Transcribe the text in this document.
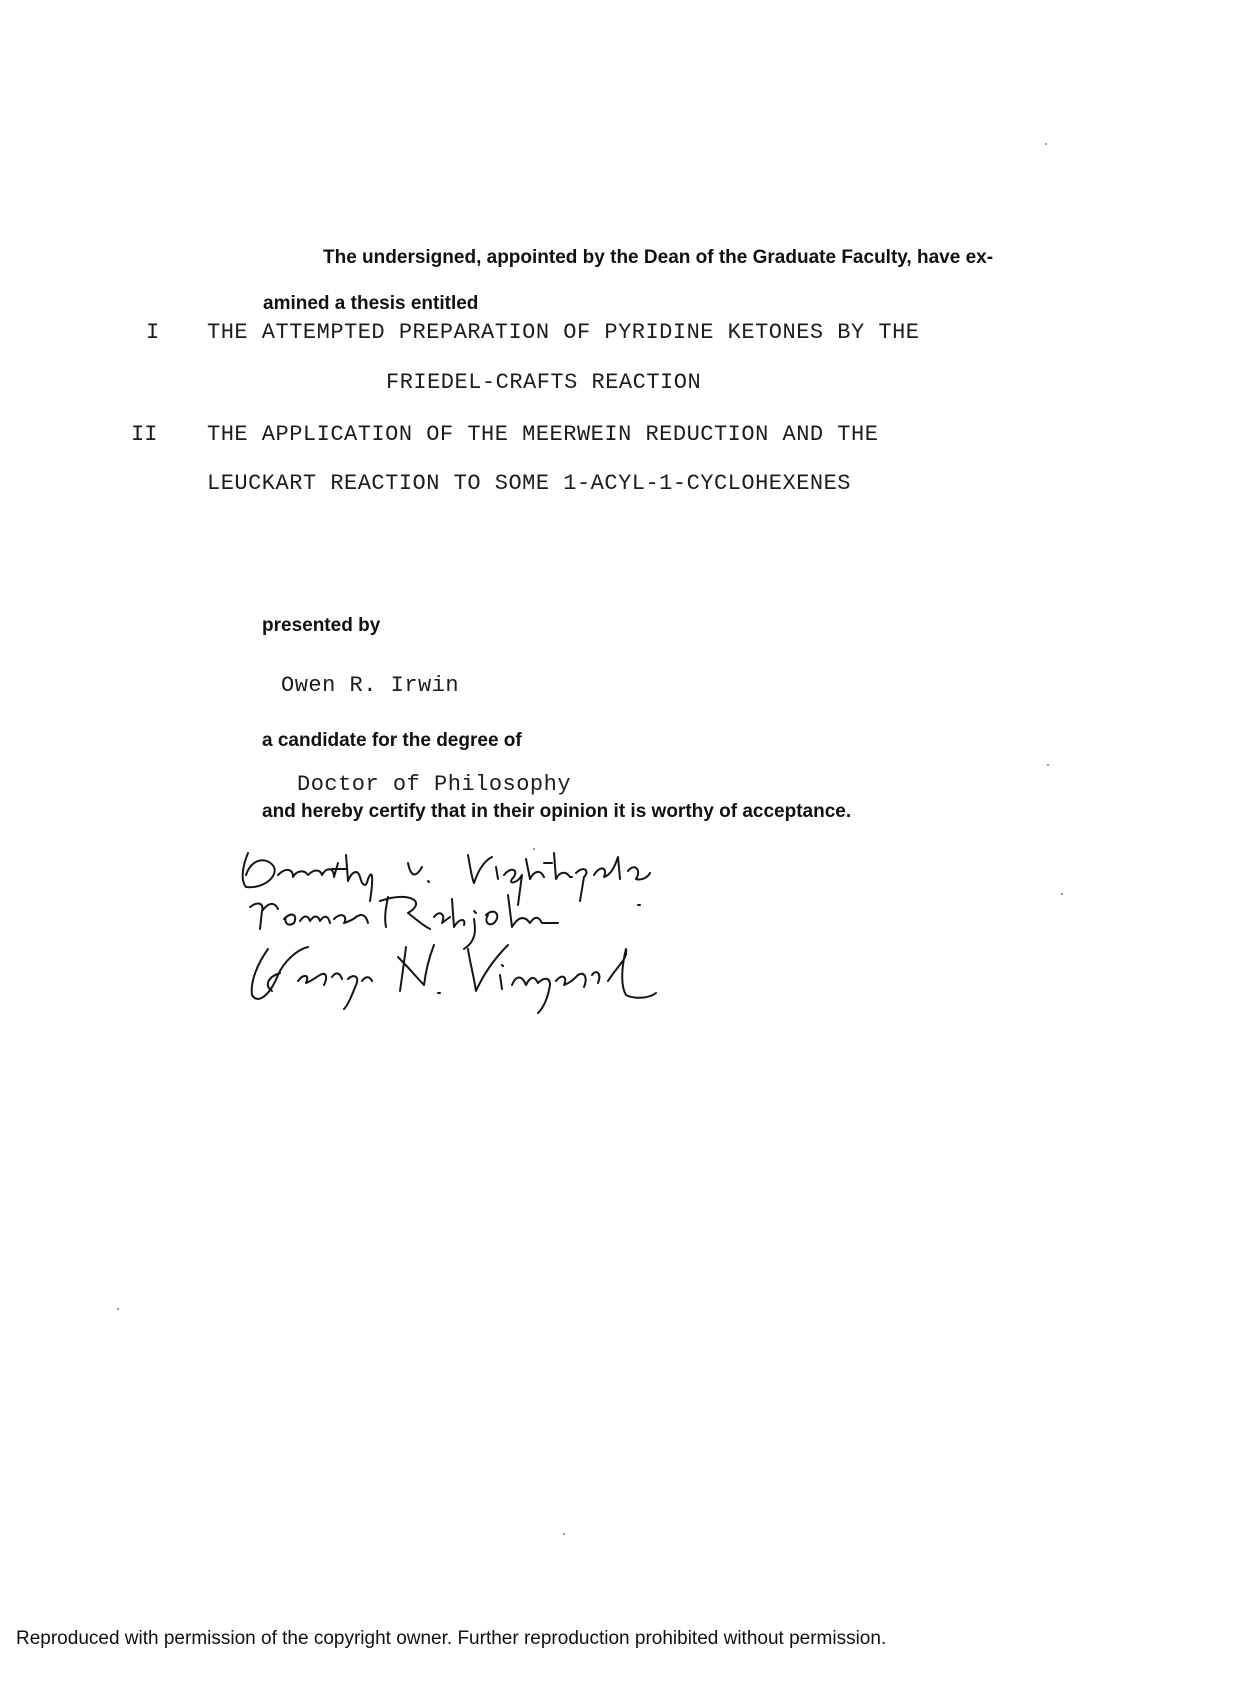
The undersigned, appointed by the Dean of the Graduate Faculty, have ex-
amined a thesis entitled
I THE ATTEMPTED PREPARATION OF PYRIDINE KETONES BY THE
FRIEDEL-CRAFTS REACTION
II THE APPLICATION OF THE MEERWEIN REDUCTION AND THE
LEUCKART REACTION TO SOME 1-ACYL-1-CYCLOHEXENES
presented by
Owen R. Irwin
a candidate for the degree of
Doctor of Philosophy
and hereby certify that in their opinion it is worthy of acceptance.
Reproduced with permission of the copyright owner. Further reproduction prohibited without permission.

++++++++

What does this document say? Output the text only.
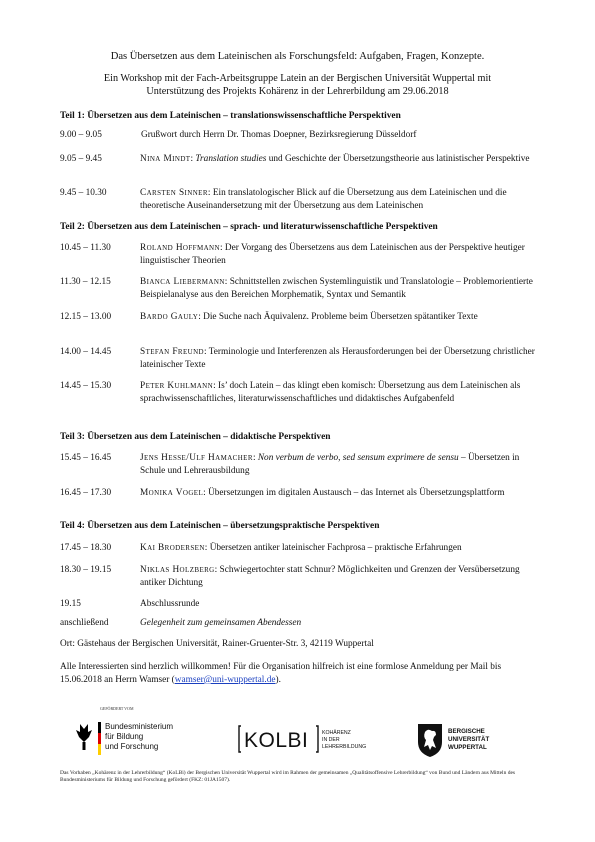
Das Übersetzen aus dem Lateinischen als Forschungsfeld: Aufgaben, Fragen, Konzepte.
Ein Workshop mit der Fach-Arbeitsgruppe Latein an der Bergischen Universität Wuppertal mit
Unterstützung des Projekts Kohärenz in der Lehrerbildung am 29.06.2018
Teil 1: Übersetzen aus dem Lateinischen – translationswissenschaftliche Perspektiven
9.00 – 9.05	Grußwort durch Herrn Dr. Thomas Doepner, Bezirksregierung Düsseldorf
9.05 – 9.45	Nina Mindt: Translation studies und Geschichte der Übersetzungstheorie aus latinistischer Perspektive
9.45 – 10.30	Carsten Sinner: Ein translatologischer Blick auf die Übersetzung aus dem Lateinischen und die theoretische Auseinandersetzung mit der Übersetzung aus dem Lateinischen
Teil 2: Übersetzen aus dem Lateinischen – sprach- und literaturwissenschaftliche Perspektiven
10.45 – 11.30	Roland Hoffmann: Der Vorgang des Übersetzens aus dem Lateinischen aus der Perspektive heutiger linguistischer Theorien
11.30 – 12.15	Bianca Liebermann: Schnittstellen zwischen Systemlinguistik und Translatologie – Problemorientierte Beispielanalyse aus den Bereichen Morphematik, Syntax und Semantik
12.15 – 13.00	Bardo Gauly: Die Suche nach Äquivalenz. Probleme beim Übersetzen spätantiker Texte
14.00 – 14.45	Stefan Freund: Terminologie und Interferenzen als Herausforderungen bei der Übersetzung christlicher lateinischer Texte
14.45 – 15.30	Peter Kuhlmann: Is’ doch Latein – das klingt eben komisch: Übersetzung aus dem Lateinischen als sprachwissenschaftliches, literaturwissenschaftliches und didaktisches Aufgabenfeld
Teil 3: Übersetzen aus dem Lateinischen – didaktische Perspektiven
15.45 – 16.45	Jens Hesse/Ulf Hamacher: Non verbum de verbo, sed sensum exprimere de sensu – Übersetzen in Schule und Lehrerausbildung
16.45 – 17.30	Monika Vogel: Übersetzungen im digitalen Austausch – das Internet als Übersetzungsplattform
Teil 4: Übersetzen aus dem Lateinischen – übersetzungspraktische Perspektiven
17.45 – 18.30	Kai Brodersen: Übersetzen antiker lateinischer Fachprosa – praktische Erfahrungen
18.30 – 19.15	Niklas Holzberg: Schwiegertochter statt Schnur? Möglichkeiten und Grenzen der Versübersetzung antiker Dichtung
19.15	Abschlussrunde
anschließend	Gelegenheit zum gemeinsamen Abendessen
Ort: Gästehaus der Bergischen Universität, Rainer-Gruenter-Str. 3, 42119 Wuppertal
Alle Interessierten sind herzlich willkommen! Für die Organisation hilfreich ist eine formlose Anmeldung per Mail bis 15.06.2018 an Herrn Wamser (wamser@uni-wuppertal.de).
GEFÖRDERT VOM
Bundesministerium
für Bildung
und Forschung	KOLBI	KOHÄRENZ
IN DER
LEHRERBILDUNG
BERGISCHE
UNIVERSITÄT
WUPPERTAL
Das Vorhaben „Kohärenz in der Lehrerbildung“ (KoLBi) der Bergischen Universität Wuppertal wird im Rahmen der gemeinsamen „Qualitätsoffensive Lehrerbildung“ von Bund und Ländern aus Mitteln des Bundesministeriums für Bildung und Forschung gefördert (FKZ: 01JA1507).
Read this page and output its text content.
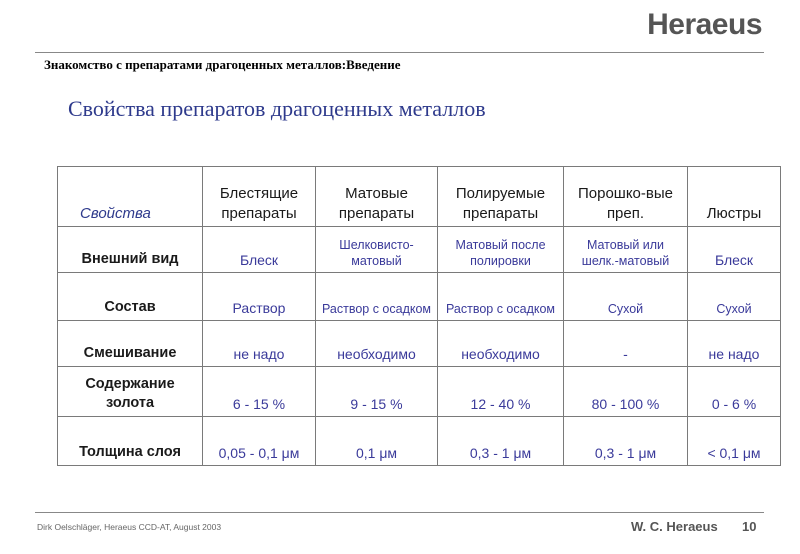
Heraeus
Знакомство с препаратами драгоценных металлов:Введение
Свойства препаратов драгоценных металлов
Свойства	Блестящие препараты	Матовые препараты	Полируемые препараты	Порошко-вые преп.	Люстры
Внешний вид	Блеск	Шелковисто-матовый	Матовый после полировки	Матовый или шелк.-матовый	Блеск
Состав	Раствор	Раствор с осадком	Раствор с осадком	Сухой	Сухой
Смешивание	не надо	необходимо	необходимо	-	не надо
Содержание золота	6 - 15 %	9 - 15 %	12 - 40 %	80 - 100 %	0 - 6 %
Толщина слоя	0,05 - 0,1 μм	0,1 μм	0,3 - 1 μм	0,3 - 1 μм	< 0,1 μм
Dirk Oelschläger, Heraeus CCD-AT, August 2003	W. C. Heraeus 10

++++++++

→ Do this: Filter the listing for the word "Heraeus" and copy every line that holds it.

→ The output:
Heraeus
Dirk Oelschläger, Heraeus CCD-AT, August 2003	W. C. Heraeus 10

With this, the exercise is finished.